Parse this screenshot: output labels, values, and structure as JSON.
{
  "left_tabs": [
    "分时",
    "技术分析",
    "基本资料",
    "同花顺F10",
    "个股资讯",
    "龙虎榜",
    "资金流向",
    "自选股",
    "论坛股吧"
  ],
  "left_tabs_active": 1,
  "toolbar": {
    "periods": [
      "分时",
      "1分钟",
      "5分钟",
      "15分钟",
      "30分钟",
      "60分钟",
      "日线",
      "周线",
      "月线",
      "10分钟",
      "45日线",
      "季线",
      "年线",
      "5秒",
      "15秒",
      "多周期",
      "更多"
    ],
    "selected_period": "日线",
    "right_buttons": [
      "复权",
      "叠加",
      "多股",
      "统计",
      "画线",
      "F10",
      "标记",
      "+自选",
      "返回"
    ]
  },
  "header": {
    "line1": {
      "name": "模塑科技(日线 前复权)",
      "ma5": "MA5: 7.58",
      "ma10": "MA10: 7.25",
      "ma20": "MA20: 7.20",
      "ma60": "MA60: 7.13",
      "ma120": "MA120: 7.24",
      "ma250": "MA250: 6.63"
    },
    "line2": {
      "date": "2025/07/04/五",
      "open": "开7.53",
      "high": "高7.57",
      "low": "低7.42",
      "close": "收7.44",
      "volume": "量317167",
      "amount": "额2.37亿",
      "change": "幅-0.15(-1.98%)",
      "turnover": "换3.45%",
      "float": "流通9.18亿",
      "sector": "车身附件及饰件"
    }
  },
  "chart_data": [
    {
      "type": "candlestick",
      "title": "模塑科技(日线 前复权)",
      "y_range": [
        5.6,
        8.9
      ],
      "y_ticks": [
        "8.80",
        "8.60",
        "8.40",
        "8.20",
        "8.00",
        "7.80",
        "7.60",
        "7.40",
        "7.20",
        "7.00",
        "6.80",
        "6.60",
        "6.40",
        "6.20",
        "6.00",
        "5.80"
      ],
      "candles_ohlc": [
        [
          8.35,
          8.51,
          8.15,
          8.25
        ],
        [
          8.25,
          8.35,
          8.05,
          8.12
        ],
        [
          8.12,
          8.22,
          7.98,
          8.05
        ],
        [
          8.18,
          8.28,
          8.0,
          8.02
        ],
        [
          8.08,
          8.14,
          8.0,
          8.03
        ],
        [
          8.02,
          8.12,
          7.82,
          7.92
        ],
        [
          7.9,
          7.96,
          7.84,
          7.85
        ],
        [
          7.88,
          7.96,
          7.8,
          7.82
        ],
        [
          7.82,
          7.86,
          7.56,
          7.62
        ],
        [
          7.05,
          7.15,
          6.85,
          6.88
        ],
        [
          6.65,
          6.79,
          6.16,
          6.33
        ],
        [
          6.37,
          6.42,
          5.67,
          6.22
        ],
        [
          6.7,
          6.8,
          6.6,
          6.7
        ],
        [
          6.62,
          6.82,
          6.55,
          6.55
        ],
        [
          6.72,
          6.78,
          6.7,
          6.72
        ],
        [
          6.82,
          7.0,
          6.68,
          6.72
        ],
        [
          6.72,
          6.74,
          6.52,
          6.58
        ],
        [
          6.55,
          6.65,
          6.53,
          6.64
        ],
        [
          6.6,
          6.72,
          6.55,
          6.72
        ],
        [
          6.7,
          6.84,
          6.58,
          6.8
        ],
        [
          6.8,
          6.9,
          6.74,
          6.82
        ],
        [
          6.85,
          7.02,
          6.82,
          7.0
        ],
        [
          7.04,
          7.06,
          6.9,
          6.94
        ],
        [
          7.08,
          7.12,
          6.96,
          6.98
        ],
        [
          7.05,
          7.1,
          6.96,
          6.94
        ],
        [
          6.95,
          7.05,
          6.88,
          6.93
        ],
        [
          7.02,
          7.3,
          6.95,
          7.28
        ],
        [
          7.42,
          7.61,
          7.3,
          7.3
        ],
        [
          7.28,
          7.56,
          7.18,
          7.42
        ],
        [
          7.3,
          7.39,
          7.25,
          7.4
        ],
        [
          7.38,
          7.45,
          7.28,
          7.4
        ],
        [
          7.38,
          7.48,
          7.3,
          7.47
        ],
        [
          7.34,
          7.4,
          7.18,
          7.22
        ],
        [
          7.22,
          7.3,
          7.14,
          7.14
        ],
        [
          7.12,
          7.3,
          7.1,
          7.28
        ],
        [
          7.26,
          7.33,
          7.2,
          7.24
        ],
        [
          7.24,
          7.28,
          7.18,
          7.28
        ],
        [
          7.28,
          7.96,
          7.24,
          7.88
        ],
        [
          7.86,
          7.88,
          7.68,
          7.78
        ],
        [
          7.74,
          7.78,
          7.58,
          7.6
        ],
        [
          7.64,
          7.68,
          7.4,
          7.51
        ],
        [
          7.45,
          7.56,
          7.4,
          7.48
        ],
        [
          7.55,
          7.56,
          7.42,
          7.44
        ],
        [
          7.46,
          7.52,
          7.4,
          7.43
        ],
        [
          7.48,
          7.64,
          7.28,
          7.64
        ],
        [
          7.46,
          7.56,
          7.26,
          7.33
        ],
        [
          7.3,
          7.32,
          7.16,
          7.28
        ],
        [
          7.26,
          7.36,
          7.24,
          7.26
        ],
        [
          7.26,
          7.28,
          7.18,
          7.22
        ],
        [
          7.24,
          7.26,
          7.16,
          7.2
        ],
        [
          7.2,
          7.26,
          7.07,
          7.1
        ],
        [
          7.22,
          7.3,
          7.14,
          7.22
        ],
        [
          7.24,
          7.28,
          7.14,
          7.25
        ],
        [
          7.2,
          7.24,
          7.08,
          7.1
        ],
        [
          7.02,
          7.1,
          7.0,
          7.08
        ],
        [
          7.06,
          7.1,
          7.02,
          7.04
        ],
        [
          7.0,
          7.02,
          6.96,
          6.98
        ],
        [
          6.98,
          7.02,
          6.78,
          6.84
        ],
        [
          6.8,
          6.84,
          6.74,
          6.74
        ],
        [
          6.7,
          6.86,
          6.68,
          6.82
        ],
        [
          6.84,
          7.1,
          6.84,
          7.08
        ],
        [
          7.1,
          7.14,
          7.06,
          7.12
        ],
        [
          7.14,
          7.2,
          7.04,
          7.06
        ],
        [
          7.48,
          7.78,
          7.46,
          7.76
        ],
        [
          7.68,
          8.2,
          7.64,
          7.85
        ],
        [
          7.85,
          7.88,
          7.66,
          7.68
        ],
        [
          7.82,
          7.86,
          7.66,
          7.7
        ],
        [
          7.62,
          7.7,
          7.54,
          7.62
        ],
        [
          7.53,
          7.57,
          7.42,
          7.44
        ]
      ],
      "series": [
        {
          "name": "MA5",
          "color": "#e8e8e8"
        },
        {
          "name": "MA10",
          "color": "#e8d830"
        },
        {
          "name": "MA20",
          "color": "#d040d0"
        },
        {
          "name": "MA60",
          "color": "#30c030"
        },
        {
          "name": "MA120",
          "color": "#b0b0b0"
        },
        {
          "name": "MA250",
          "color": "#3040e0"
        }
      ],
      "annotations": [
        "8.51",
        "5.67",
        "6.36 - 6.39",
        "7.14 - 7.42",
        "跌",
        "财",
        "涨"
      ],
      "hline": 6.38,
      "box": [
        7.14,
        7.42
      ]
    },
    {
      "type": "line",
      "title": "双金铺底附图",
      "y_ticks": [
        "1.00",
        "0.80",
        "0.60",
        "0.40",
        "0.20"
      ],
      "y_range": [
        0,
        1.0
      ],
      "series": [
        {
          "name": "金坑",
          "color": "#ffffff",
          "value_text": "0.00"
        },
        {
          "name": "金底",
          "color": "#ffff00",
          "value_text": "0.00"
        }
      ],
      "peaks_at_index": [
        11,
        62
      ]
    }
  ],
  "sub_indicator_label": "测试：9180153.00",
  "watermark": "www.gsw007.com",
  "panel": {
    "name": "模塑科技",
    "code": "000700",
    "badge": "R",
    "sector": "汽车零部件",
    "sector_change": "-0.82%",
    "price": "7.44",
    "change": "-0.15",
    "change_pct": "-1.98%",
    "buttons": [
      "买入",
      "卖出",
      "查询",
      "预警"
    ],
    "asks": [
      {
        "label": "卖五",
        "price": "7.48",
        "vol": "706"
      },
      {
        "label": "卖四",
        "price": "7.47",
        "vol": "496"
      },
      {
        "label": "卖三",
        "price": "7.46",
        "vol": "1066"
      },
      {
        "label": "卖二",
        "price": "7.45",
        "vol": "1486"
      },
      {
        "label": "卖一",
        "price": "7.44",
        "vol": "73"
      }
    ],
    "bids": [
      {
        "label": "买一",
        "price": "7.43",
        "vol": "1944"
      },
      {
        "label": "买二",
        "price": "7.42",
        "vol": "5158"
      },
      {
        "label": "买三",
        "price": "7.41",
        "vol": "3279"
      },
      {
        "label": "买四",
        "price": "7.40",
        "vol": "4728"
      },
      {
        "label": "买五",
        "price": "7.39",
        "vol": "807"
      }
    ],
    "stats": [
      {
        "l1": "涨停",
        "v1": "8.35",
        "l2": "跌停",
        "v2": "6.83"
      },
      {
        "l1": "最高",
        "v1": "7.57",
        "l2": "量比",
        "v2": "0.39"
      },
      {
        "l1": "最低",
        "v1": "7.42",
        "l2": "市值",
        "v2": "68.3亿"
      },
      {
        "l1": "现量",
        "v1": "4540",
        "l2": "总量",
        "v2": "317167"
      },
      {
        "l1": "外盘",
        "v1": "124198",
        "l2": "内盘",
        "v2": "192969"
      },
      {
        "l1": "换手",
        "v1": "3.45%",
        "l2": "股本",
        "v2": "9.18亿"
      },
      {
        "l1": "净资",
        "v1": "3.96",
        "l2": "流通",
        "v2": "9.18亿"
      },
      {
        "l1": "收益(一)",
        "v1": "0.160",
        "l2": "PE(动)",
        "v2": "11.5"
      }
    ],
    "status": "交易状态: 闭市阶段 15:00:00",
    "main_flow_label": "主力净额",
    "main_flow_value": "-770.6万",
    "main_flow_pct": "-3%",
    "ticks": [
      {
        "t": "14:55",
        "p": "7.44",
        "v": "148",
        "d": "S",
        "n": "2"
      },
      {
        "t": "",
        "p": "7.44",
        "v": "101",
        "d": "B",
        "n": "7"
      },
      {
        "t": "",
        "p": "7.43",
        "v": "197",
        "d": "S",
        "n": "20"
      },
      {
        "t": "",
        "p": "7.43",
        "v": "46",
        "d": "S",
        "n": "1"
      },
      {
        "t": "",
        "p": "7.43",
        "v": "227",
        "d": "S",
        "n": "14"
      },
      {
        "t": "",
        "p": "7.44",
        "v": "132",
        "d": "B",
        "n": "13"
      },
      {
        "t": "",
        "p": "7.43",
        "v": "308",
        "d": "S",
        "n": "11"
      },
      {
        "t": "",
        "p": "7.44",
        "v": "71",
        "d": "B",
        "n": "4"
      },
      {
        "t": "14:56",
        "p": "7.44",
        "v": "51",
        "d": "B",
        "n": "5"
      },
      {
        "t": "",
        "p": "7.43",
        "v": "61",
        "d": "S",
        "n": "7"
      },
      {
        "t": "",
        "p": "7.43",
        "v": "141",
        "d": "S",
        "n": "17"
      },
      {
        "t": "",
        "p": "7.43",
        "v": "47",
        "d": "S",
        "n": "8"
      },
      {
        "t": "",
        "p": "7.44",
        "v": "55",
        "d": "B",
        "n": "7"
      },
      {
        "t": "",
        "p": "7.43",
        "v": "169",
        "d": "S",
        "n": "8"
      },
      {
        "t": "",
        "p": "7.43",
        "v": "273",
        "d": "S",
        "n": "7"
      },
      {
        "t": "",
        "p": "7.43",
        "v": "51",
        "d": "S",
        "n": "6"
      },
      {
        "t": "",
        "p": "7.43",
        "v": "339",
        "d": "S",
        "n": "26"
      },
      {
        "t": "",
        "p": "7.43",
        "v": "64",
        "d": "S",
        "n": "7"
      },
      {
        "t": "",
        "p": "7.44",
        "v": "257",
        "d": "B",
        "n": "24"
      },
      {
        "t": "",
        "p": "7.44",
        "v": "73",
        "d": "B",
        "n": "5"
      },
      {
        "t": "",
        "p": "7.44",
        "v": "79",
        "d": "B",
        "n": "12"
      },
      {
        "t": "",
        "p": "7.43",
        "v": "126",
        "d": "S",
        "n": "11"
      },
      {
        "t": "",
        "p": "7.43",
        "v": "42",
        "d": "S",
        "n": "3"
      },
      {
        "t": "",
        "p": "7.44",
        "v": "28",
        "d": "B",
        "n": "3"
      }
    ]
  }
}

§ PROBLEM: Check each line above for the word "color" and give the number of lines that have it, nothing else.

§ THE REPLY: 8